▸ Required work: Output all of the data below exactly as given.
****
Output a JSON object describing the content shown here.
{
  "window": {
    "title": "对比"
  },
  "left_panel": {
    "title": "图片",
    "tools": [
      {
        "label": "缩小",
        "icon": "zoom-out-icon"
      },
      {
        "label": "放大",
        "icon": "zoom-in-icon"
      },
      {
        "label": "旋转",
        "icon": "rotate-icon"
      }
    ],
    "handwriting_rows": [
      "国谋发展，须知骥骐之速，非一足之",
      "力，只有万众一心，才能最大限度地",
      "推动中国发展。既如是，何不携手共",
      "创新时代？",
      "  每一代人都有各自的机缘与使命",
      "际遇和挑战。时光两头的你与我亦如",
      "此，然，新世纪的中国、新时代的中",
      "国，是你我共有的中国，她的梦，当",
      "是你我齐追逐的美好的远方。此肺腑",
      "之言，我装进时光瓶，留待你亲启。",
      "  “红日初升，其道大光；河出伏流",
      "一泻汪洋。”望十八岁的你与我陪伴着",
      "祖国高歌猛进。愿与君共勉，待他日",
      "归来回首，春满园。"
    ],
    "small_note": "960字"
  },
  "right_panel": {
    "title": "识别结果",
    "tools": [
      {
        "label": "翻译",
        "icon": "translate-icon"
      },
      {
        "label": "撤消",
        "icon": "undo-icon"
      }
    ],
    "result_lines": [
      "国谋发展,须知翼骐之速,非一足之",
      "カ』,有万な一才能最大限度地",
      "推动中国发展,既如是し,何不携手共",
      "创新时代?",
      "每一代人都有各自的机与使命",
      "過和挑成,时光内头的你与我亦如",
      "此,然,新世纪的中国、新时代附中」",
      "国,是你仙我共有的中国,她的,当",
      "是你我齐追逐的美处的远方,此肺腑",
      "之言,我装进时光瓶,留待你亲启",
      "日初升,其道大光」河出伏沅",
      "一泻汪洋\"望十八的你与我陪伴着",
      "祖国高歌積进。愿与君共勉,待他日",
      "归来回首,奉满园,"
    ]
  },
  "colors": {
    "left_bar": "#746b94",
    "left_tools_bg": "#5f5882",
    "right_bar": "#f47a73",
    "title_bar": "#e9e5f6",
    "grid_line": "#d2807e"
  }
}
****
▸ Response:
Output a JSON object describing the content shown here.
{
  "window": {
    "title": "对比"
  },
  "left_panel": {
    "title": "图片",
    "tools": [
      {
        "label": "缩小",
        "icon": "zoom-out-icon"
      },
      {
        "label": "放大",
        "icon": "zoom-in-icon"
      },
      {
        "label": "旋转",
        "icon": "rotate-icon"
      }
    ],
    "handwriting_rows": [
      "国谋发展，须知骥骐之速，非一足之",
      "力，只有万众一心，才能最大限度地",
      "推动中国发展。既如是，何不携手共",
      "创新时代？",
      "  每一代人都有各自的机缘与使命",
      "际遇和挑战。时光两头的你与我亦如",
      "此，然，新世纪的中国、新时代的中",
      "国，是你我共有的中国，她的梦，当",
      "是你我齐追逐的美好的远方。此肺腑",
      "之言，我装进时光瓶，留待你亲启。",
      "  “红日初升，其道大光；河出伏流",
      "一泻汪洋。”望十八岁的你与我陪伴着",
      "祖国高歌猛进。愿与君共勉，待他日",
      "归来回首，春满园。"
    ],
    "small_note": "960字"
  },
  "right_panel": {
    "title": "识别结果",
    "tools": [
      {
        "label": "翻译",
        "icon": "translate-icon"
      },
      {
        "label": "撤消",
        "icon": "undo-icon"
      }
    ],
    "result_lines": [
      "国谋发展,须知翼骐之速,非一足之",
      "カ』,有万な一才能最大限度地",
      "推动中国发展,既如是し,何不携手共",
      "创新时代?",
      "每一代人都有各自的机与使命",
      "過和挑成,时光内头的你与我亦如",
      "此,然,新世纪的中国、新时代附中」",
      "国,是你仙我共有的中国,她的,当",
      "是你我齐追逐的美处的远方,此肺腑",
      "之言,我装进时光瓶,留待你亲启",
      "日初升,其道大光」河出伏沅",
      "一泻汪洋\"望十八的你与我陪伴着",
      "祖国高歌積进。愿与君共勉,待他日",
      "归来回首,奉满园,"
    ]
  },
  "colors": {
    "left_bar": "#746b94",
    "left_tools_bg": "#5f5882",
    "right_bar": "#f47a73",
    "title_bar": "#e9e5f6",
    "grid_line": "#d2807e"
  }
}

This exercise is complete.